• [EXERCISE DESCRIPTION]
Output nothing but the number of lines that include the word "Bitfinex".

================

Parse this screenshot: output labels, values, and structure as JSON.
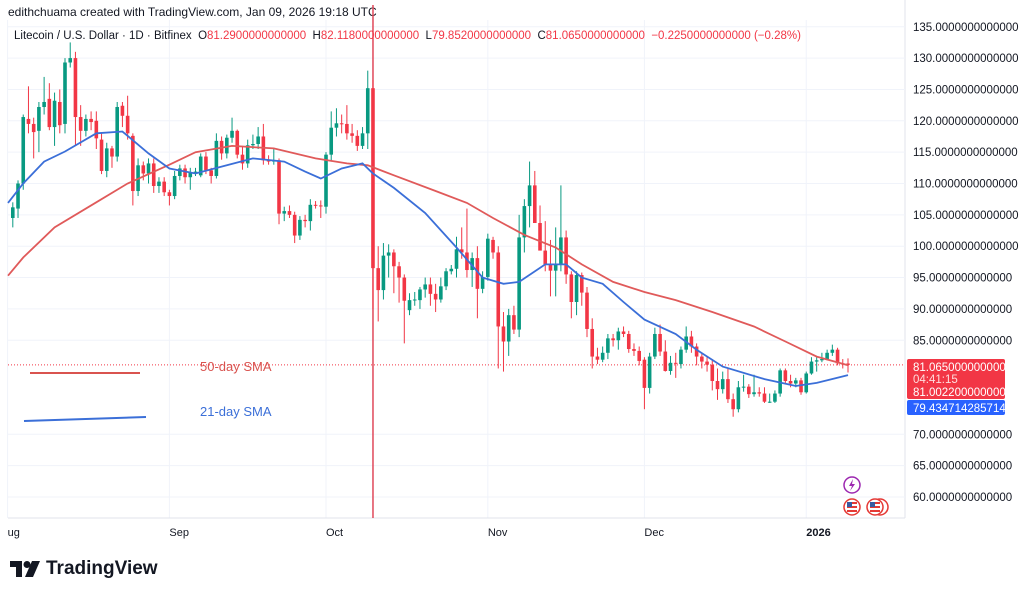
{
  "header": {
    "credit": "edithchuama created with TradingView.com, Jan 09, 2026 19:18 UTC",
    "symbol": "Litecoin / U.S. Dollar · 1D · Bitfinex",
    "open_label": "O",
    "open": "81.2900000000000",
    "high_label": "H",
    "high": "82.1180000000000",
    "low_label": "L",
    "low": "79.8520000000000",
    "close_label": "C",
    "close": "81.0650000000000",
    "change": "−0.2250000000000 (−0.28%)"
  },
  "annotations": {
    "sma50_label": "50-day SMA",
    "sma21_label": "21-day SMA"
  },
  "price_labels": {
    "last_price": "81.0650000000000",
    "countdown": "04:41:15",
    "sma50_value": "81.0022000000000",
    "sma21_value": "79.4347142857143"
  },
  "branding": {
    "logo_text": "TradingView",
    "logo_icon": "tradingview-logo-icon"
  },
  "icons": [
    "lightning-icon",
    "us-flag-icon",
    "us-flag-icon"
  ],
  "colors": {
    "up": "#089981",
    "down": "#f23645",
    "sma50": "#e05a5a",
    "sma21": "#3b6fd8",
    "grid": "#f0f3fa"
  },
  "chart_data": {
    "type": "candlestick",
    "symbol": "Litecoin / U.S. Dollar",
    "interval": "1D",
    "exchange": "Bitfinex",
    "last_date": "2026-01-09",
    "ylim": [
      57,
      136
    ],
    "y_ticks": [
      "135.0000000000000",
      "130.0000000000000",
      "125.0000000000000",
      "120.0000000000000",
      "115.0000000000000",
      "110.0000000000000",
      "105.0000000000000",
      "100.0000000000000",
      "95.0000000000000",
      "90.0000000000000",
      "85.0000000000000",
      "70.0000000000000",
      "65.0000000000000",
      "60.0000000000000"
    ],
    "x_ticks": [
      {
        "label": "ug",
        "date": "2025-08-01"
      },
      {
        "label": "Sep",
        "date": "2025-09-01"
      },
      {
        "label": "Oct",
        "date": "2025-10-01"
      },
      {
        "label": "Nov",
        "date": "2025-11-01"
      },
      {
        "label": "Dec",
        "date": "2025-12-01"
      },
      {
        "label": "2026",
        "date": "2026-01-01",
        "bold": true
      }
    ],
    "vertical_marker_date": "2025-10-10",
    "grid": true,
    "candles_ohlc": [
      [
        104.5,
        107,
        103,
        106.2
      ],
      [
        106,
        110.5,
        104.5,
        110
      ],
      [
        110,
        121,
        109,
        120.6
      ],
      [
        120.3,
        125.5,
        118,
        119.5
      ],
      [
        119.5,
        120.5,
        114,
        118.2
      ],
      [
        118.4,
        123,
        115,
        122.2
      ],
      [
        122.2,
        127,
        121,
        123
      ],
      [
        123.5,
        126,
        118.5,
        119
      ],
      [
        119,
        124.5,
        116,
        123.2
      ],
      [
        123,
        125,
        118,
        119.3
      ],
      [
        119.5,
        130,
        118,
        129.3
      ],
      [
        129.3,
        132.5,
        128.5,
        130
      ],
      [
        130,
        131,
        116,
        120.6
      ],
      [
        120.6,
        122.5,
        116,
        118.4
      ],
      [
        118.4,
        121,
        117.5,
        120.3
      ],
      [
        120.3,
        121.5,
        118.5,
        119.8
      ],
      [
        120,
        121.5,
        115.5,
        117.2
      ],
      [
        117,
        118,
        111.5,
        112
      ],
      [
        112,
        116.5,
        111,
        115.6
      ],
      [
        115.6,
        116,
        112.5,
        114.3
      ],
      [
        114.3,
        123,
        113.5,
        122.2
      ],
      [
        122.4,
        123,
        119,
        120.8
      ],
      [
        120.8,
        124,
        117,
        118
      ],
      [
        117.6,
        118,
        106.5,
        108.8
      ],
      [
        108.8,
        114,
        108,
        112.9
      ],
      [
        112.9,
        113.5,
        110.5,
        111.6
      ],
      [
        111.6,
        114,
        110,
        113.2
      ],
      [
        113.2,
        114,
        108.5,
        109.6
      ],
      [
        109.6,
        111,
        108.5,
        110.3
      ],
      [
        110.3,
        111,
        108,
        108.6
      ],
      [
        108.6,
        109,
        106.5,
        108
      ],
      [
        108,
        112,
        107.5,
        111.2
      ],
      [
        111.2,
        113,
        110.5,
        112.4
      ],
      [
        112.4,
        113,
        110,
        111
      ],
      [
        111,
        112.5,
        109,
        111.8
      ],
      [
        111.8,
        112.5,
        111.2,
        111.9
      ],
      [
        111.3,
        114.8,
        111,
        114.3
      ],
      [
        114.3,
        115,
        111.5,
        112.1
      ],
      [
        112.1,
        112.5,
        110,
        111.2
      ],
      [
        111.2,
        118,
        110.8,
        116.8
      ],
      [
        116.8,
        117.5,
        113.8,
        114.8
      ],
      [
        114.8,
        117.8,
        114,
        117.3
      ],
      [
        117.3,
        120.5,
        116.5,
        118.4
      ],
      [
        118.4,
        118.6,
        114,
        114.6
      ],
      [
        114.6,
        116,
        112.2,
        113.2
      ],
      [
        113.2,
        117,
        112.5,
        116.1
      ],
      [
        116.1,
        117.8,
        115.5,
        116.3
      ],
      [
        116.3,
        119,
        115.5,
        117.5
      ],
      [
        117.5,
        119.5,
        113,
        113.7
      ],
      [
        113.7,
        114.5,
        113,
        113.5
      ],
      [
        113.5,
        115.5,
        113,
        113.7
      ],
      [
        113.7,
        114,
        103.5,
        105.2
      ],
      [
        105.2,
        106.3,
        104,
        105.6
      ],
      [
        105.6,
        106.5,
        104.5,
        105
      ],
      [
        105,
        105.5,
        100.5,
        101.7
      ],
      [
        101.7,
        104.8,
        101,
        104.2
      ],
      [
        104.2,
        105,
        103,
        104
      ],
      [
        104,
        107.5,
        102.5,
        106.6
      ],
      [
        106.6,
        107.2,
        106,
        106.5
      ],
      [
        106.5,
        107.3,
        104.5,
        106.4
      ],
      [
        106.3,
        115,
        105.2,
        114.6
      ],
      [
        114.6,
        121.5,
        113.5,
        118.9
      ],
      [
        118.9,
        122,
        117.5,
        119.6
      ],
      [
        119.6,
        121,
        118,
        119.5
      ],
      [
        119.5,
        122.5,
        117,
        118
      ],
      [
        118,
        119.5,
        116.5,
        117.6
      ],
      [
        117.6,
        118.5,
        115.2,
        116
      ],
      [
        116,
        119,
        115.5,
        118
      ],
      [
        118,
        128,
        115.5,
        125.2
      ],
      [
        125.2,
        126.5,
        90,
        96.5
      ],
      [
        96.5,
        100,
        88,
        93
      ],
      [
        93,
        100.5,
        91.5,
        98.5
      ],
      [
        98.5,
        100.3,
        95,
        99
      ],
      [
        99,
        99.5,
        92.5,
        96.8
      ],
      [
        96.8,
        97.5,
        91,
        95
      ],
      [
        95,
        95.5,
        84.5,
        91.3
      ],
      [
        89.8,
        92.5,
        89,
        91.4
      ],
      [
        91.4,
        92.7,
        90.5,
        91.5
      ],
      [
        91.4,
        93.5,
        90,
        93.1
      ],
      [
        93.1,
        95,
        91.8,
        93.9
      ],
      [
        93.9,
        95,
        90.5,
        92.4
      ],
      [
        92.4,
        94,
        89.5,
        91.5
      ],
      [
        91.5,
        95,
        91,
        93.6
      ],
      [
        93.6,
        96.5,
        93,
        96
      ],
      [
        96,
        97,
        95.5,
        96.4
      ],
      [
        96.4,
        101.5,
        95,
        99.5
      ],
      [
        99.5,
        103,
        98,
        99
      ],
      [
        99,
        106,
        95,
        96.2
      ],
      [
        96.2,
        99,
        93.5,
        98.1
      ],
      [
        98.1,
        100,
        88.5,
        93.2
      ],
      [
        93.2,
        96,
        92.5,
        95.1
      ],
      [
        95.1,
        102,
        94.5,
        101.2
      ],
      [
        101,
        101.5,
        98,
        99
      ],
      [
        99,
        100,
        80.5,
        87.2
      ],
      [
        87.2,
        89.5,
        80,
        84.8
      ],
      [
        84.8,
        90,
        82.5,
        89
      ],
      [
        89,
        90.5,
        86,
        86.7
      ],
      [
        86.7,
        105,
        85.5,
        101.4
      ],
      [
        101.4,
        107.5,
        99,
        106.4
      ],
      [
        106.4,
        113.5,
        103,
        109.7
      ],
      [
        109.7,
        112,
        106,
        103.7
      ],
      [
        103.7,
        106.5,
        100,
        99.3
      ],
      [
        99.3,
        104,
        96,
        97.1
      ],
      [
        97.1,
        101,
        92,
        96.1
      ],
      [
        96.1,
        103,
        92,
        97.1
      ],
      [
        97.1,
        109.7,
        96,
        101.4
      ],
      [
        101.4,
        102.5,
        94,
        95.5
      ],
      [
        95.5,
        96,
        88.5,
        91.1
      ],
      [
        91.1,
        96,
        89,
        95.4
      ],
      [
        95.4,
        95.8,
        90.5,
        92.6
      ],
      [
        92.6,
        93.5,
        85.5,
        86.8
      ],
      [
        86.8,
        88.5,
        80.5,
        82.4
      ],
      [
        82.4,
        83.8,
        81.2,
        81.9
      ],
      [
        81.9,
        84,
        81.5,
        83
      ],
      [
        83,
        86,
        82,
        85.3
      ],
      [
        85.3,
        86,
        84,
        85
      ],
      [
        85,
        87,
        83.5,
        86.4
      ],
      [
        86.4,
        87.2,
        85.5,
        86
      ],
      [
        86,
        86.5,
        83,
        83.6
      ],
      [
        83.6,
        84.5,
        82.5,
        83.3
      ],
      [
        83.3,
        84,
        81,
        81.7
      ],
      [
        81.9,
        82.3,
        74,
        77.4
      ],
      [
        77.4,
        83,
        76.5,
        82.4
      ],
      [
        82.4,
        87,
        82,
        86
      ],
      [
        86,
        87.5,
        82.5,
        83.2
      ],
      [
        83.2,
        85,
        80,
        80.1
      ],
      [
        80.1,
        82.5,
        79.5,
        81.4
      ],
      [
        81.4,
        83,
        79,
        81.3
      ],
      [
        81.2,
        84,
        80.5,
        83.5
      ],
      [
        83.5,
        87.2,
        83,
        85.6
      ],
      [
        85.6,
        86.5,
        83,
        84
      ],
      [
        84,
        84.5,
        81,
        82.4
      ],
      [
        82.4,
        83,
        80.5,
        81.6
      ],
      [
        81.6,
        82.5,
        80,
        81.1
      ],
      [
        81.1,
        82,
        77,
        78.5
      ],
      [
        78.5,
        80.5,
        75.5,
        77.2
      ],
      [
        77.2,
        80,
        76.5,
        78.8
      ],
      [
        78.8,
        80.5,
        75,
        75.6
      ],
      [
        75.6,
        76.5,
        72.8,
        74
      ],
      [
        74,
        78.5,
        73.5,
        77.5
      ],
      [
        77.5,
        79.5,
        76.8,
        77.6
      ],
      [
        77.6,
        78,
        75.8,
        76.4
      ],
      [
        76.4,
        79.5,
        76,
        76.7
      ],
      [
        76.7,
        77.5,
        76,
        76.5
      ],
      [
        76.5,
        77.5,
        75,
        75.2
      ],
      [
        75.2,
        76.5,
        75,
        75.2
      ],
      [
        75.2,
        77,
        75,
        76.5
      ],
      [
        76.5,
        80.5,
        76,
        80.2
      ],
      [
        80.2,
        80.5,
        78,
        78.5
      ],
      [
        78.5,
        79.5,
        77.5,
        78.1
      ],
      [
        78.1,
        79,
        77.5,
        78.6
      ],
      [
        78.6,
        79,
        76.3,
        76.7
      ],
      [
        76.7,
        80,
        76.5,
        79.7
      ],
      [
        79.7,
        82.3,
        79.5,
        81.6
      ],
      [
        81.6,
        82.3,
        80,
        81.8
      ],
      [
        81.8,
        83,
        81.5,
        82
      ],
      [
        82,
        83.5,
        81.8,
        83
      ],
      [
        83,
        84.3,
        82.5,
        83.5
      ],
      [
        83.5,
        83.8,
        81,
        81.3
      ],
      [
        81.3,
        82,
        80.5,
        81.29
      ],
      [
        81.29,
        82.118,
        79.852,
        81.065
      ]
    ],
    "series": [
      {
        "name": "50-day SMA",
        "type": "line",
        "points": [
          [
            "2025-07-31",
            95.3
          ],
          [
            "2025-08-04",
            98.2
          ],
          [
            "2025-08-10",
            103
          ],
          [
            "2025-08-18",
            107
          ],
          [
            "2025-08-24",
            110
          ],
          [
            "2025-09-01",
            113
          ],
          [
            "2025-09-06",
            115
          ],
          [
            "2025-09-13",
            116
          ],
          [
            "2025-09-21",
            115.6
          ],
          [
            "2025-09-29",
            114
          ],
          [
            "2025-10-05",
            113.2
          ],
          [
            "2025-10-09",
            112.9
          ],
          [
            "2025-10-14",
            111.3
          ],
          [
            "2025-10-22",
            108.8
          ],
          [
            "2025-10-28",
            106.9
          ],
          [
            "2025-11-02",
            104.5
          ],
          [
            "2025-11-08",
            101.8
          ],
          [
            "2025-11-14",
            99.8
          ],
          [
            "2025-11-19",
            97.1
          ],
          [
            "2025-11-25",
            94.3
          ],
          [
            "2025-12-01",
            92.7
          ],
          [
            "2025-12-07",
            91.4
          ],
          [
            "2025-12-14",
            89.5
          ],
          [
            "2025-12-22",
            87.2
          ],
          [
            "2025-12-28",
            84.8
          ],
          [
            "2026-01-03",
            82.4
          ],
          [
            "2026-01-09",
            81.0022
          ]
        ]
      },
      {
        "name": "21-day SMA",
        "type": "line",
        "points": [
          [
            "2025-07-31",
            106.9
          ],
          [
            "2025-08-04",
            110
          ],
          [
            "2025-08-08",
            113.5
          ],
          [
            "2025-08-12",
            115.1
          ],
          [
            "2025-08-18",
            118
          ],
          [
            "2025-08-23",
            118.3
          ],
          [
            "2025-08-28",
            114.8
          ],
          [
            "2025-09-01",
            112.4
          ],
          [
            "2025-09-06",
            111.6
          ],
          [
            "2025-09-12",
            112.9
          ],
          [
            "2025-09-17",
            114
          ],
          [
            "2025-09-23",
            113.5
          ],
          [
            "2025-09-27",
            111.9
          ],
          [
            "2025-09-30",
            110.8
          ],
          [
            "2025-10-04",
            112.4
          ],
          [
            "2025-10-08",
            113.2
          ],
          [
            "2025-10-10",
            111.6
          ],
          [
            "2025-10-14",
            109.3
          ],
          [
            "2025-10-20",
            105.3
          ],
          [
            "2025-10-26",
            99.8
          ],
          [
            "2025-10-31",
            95
          ],
          [
            "2025-11-04",
            94
          ],
          [
            "2025-11-07",
            94.3
          ],
          [
            "2025-11-12",
            97.1
          ],
          [
            "2025-11-16",
            97.1
          ],
          [
            "2025-11-19",
            95
          ],
          [
            "2025-11-23",
            94
          ],
          [
            "2025-11-27",
            91.1
          ],
          [
            "2025-12-01",
            88.3
          ],
          [
            "2025-12-07",
            86
          ],
          [
            "2025-12-11",
            83.5
          ],
          [
            "2025-12-16",
            80.8
          ],
          [
            "2025-12-24",
            78.8
          ],
          [
            "2025-12-30",
            77.7
          ],
          [
            "2026-01-03",
            78.2
          ],
          [
            "2026-01-09",
            79.4347
          ]
        ]
      }
    ]
  }
}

================

• [ANSWER FOR THE TASK]
2